It can seem a simple question. But have you tried to answer it?

Disaster, death, so many ways it all could be ruined and the people I love could be hurt or taken from me. Big spiders, embarrassing myself, talking to strangers, these are all lesser fears, but they seem related.

What’s beneath them? When I stop to feel it, I think it’s a terror of missing out on the best in life, whatever that is.  I fear never experiencing the greatest things life has to offer. They could be stolen by circumstances, so simply because I didn’t have the awareness to go after them, or the plain courage.

My biggest, deepest fear seems to center around navigating risk.

Everyone has deep fears, even the most confident people. Find someone who doesn’t trust easily and I’ll show you someone who fears people. We always have good reason. Hard experience has taught us well.

What most of us know beyond conscious knowledge is that until there’s an invitation and opportunity to face the deepest fear, we’ll remain fear-controlled. Everyone in the world. We need encouragement and opportunities. Otherwise, our inner children wait, silent, waiting to be asked, noticed, inspired by love.

If you want to know what’s wrong with most people, think of them as children ignored. It happened, and now they do it to themselves. A child ignored eventually shuts down. Adults forget and flee themselves.

So what we all need most is permission to stop and remember, to listen to the child and let it speak, to be encouraged out. And what I can tell you from my own experience is that what that requires most is trust.

Trust is the absence of fear. Trust is:

confidencebelieffaithcertaintyassuranceconviction.

You will finally speak when you trust it will be received. To know it’s okay, we let go and breathe easy. That freedom is essential to all you’ll become, all you’ll live, all you want to offer readers. So what you must do before anything else is receive permission to speak your unfiltered, vulnerable, risky truth.

Unjudged and unrestrained.
..............................
* **TASKS TO COMPLETE**:
a) Please transcribe the essay on fear from "It can seem" to "taught us well.".
b) In the essay on fear, what does the writer's biggest, deepest fear seem to center around?
The material isn't needed.

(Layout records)
..............................
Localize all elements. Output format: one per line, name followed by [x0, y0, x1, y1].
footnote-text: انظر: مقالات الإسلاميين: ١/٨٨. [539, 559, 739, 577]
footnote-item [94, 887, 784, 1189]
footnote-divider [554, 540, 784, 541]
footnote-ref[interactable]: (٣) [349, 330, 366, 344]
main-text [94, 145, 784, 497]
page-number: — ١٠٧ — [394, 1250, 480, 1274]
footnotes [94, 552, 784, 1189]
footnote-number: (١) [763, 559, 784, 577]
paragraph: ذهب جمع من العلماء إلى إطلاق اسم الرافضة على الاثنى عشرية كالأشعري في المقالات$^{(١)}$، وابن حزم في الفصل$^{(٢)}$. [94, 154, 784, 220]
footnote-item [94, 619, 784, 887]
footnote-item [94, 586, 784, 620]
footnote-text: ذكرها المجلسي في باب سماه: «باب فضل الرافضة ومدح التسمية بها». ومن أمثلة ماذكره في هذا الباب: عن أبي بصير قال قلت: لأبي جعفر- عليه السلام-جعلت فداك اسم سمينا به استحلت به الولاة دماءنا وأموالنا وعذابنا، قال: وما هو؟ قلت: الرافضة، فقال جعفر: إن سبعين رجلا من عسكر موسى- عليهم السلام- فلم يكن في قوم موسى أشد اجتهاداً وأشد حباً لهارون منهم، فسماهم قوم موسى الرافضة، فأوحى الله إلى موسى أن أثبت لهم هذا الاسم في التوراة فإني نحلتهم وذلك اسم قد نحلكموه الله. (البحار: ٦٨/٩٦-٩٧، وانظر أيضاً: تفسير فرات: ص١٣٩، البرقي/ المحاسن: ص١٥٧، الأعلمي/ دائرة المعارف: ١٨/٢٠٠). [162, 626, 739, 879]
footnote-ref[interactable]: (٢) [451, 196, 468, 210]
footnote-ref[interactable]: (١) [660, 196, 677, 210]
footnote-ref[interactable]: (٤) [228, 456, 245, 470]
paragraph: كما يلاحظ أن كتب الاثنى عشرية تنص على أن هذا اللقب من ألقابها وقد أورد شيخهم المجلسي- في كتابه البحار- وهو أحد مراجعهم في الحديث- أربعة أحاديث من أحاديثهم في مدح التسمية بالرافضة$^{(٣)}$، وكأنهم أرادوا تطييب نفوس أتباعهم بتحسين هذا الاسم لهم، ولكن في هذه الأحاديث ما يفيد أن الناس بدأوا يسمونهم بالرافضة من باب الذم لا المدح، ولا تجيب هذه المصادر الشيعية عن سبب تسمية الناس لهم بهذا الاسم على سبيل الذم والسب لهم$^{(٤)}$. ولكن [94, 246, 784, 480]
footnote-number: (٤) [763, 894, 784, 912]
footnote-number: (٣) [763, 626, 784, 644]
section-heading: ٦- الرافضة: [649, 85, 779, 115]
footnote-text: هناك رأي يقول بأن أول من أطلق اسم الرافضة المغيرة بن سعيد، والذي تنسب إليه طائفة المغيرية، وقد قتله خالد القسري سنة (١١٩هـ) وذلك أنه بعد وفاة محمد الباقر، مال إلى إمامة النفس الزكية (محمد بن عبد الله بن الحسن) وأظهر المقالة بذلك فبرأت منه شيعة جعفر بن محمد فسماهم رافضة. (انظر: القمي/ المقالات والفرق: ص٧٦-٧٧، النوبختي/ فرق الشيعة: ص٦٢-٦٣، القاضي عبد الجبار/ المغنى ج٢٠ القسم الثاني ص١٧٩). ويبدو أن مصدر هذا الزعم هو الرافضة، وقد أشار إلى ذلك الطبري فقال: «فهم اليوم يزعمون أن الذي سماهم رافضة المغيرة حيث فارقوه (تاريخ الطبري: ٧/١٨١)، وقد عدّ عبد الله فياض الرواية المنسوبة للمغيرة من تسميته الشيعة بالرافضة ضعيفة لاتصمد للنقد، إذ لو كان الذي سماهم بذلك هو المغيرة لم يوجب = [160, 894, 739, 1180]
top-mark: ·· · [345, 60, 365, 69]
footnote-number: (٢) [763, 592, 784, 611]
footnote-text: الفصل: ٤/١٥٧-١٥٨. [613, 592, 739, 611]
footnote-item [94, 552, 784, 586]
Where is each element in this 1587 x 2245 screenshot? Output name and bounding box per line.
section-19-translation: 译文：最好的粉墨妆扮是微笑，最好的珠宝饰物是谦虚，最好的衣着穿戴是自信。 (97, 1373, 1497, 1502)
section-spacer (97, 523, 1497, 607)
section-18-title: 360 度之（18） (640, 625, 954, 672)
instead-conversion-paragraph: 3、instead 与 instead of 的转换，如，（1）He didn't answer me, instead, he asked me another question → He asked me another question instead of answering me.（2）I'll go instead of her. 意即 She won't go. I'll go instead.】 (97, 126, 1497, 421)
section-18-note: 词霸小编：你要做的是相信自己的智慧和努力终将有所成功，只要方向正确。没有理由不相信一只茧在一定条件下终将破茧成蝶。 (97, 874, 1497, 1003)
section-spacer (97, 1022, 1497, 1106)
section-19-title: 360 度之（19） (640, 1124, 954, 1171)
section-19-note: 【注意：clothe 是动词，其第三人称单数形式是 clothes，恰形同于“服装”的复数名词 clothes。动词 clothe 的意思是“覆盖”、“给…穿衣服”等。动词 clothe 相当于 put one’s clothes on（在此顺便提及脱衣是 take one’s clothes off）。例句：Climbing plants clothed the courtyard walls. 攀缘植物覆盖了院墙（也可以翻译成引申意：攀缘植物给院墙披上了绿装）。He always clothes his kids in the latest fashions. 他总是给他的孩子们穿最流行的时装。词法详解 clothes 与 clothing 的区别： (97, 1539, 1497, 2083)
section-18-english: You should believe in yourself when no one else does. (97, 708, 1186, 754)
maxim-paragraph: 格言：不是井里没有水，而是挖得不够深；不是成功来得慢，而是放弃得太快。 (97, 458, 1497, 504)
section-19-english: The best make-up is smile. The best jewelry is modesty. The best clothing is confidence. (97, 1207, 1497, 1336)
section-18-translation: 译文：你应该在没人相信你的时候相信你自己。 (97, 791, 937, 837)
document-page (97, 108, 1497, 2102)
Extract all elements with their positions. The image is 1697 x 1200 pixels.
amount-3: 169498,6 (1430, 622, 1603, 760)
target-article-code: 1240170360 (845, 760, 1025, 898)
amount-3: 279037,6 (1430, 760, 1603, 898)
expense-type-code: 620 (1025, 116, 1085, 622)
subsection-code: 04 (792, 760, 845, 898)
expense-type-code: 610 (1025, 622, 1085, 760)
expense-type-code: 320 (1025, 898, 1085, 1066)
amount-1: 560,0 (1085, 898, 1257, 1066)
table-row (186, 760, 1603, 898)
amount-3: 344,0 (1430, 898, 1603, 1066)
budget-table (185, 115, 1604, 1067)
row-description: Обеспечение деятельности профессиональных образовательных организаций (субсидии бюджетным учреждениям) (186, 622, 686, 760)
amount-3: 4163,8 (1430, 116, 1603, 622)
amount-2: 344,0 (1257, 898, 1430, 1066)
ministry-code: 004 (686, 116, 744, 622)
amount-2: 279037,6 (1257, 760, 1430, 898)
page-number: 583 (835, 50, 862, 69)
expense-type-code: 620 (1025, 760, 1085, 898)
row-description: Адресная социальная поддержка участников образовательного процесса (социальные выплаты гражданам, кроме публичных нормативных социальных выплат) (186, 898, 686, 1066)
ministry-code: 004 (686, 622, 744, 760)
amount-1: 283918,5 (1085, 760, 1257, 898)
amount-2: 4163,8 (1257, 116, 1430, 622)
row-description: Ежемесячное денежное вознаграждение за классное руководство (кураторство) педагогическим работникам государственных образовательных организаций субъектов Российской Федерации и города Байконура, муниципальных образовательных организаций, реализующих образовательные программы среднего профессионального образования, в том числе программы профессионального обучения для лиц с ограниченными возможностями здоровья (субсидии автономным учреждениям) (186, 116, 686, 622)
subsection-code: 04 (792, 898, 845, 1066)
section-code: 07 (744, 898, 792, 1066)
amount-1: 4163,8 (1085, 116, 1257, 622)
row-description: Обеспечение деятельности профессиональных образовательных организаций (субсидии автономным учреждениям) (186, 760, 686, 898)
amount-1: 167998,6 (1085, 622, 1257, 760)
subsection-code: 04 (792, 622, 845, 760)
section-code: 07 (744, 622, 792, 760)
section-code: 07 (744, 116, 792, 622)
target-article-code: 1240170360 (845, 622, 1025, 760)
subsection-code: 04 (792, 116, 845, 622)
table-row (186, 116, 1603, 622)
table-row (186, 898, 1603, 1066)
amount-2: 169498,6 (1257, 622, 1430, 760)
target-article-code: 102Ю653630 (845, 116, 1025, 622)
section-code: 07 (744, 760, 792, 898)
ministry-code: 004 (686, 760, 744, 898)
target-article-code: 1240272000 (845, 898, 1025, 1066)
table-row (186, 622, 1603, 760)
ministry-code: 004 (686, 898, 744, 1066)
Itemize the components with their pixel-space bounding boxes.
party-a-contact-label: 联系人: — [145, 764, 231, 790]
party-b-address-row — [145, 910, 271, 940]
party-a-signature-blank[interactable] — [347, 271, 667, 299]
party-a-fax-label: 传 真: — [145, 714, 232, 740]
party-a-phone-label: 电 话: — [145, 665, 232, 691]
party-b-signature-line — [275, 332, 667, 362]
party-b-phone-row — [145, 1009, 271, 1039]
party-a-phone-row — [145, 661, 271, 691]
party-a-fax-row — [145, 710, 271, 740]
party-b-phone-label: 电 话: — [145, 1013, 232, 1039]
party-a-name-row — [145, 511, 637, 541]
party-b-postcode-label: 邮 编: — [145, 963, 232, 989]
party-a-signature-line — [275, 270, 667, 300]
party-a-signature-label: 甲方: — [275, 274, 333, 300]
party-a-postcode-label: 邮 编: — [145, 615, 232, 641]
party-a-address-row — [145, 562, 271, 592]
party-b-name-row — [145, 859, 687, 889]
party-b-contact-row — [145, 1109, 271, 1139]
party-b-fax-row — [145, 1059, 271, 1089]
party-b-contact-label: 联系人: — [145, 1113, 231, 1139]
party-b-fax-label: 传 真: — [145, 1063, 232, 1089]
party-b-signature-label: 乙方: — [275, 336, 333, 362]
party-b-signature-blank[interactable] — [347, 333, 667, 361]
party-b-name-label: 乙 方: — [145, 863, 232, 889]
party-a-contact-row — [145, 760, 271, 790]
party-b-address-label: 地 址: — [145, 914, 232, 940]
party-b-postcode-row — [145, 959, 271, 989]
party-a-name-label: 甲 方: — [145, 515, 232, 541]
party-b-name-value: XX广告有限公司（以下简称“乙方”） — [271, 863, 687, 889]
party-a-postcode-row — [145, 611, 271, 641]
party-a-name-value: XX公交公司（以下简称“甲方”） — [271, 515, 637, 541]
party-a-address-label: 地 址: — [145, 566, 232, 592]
..............................
* **REPLIES**:
a)
It can seem a simple question. But have you tried to answer it?

Disaster, death, so many ways it all could be ruined and the people I love could be hurt or taken from me. Big spiders, embarrassing myself, talking to strangers, these are all lesser fears, but they seem related.

What’s beneath them? When I stop to feel it, I think it’s a terror of missing out on the best in life, whatever that is.  I fear never experiencing the greatest things life has to offer. They could be stolen by circumstances, so simply because I didn’t have the awareness to go after them, or the plain courage.

My biggest, deepest fear seems to center around navigating risk.

Everyone has deep fears, even the most confident people. Find someone who doesn’t trust easily and I’ll show you someone who fears people. We always have good reason. Hard experience has taught us well.

b) Navigating risk.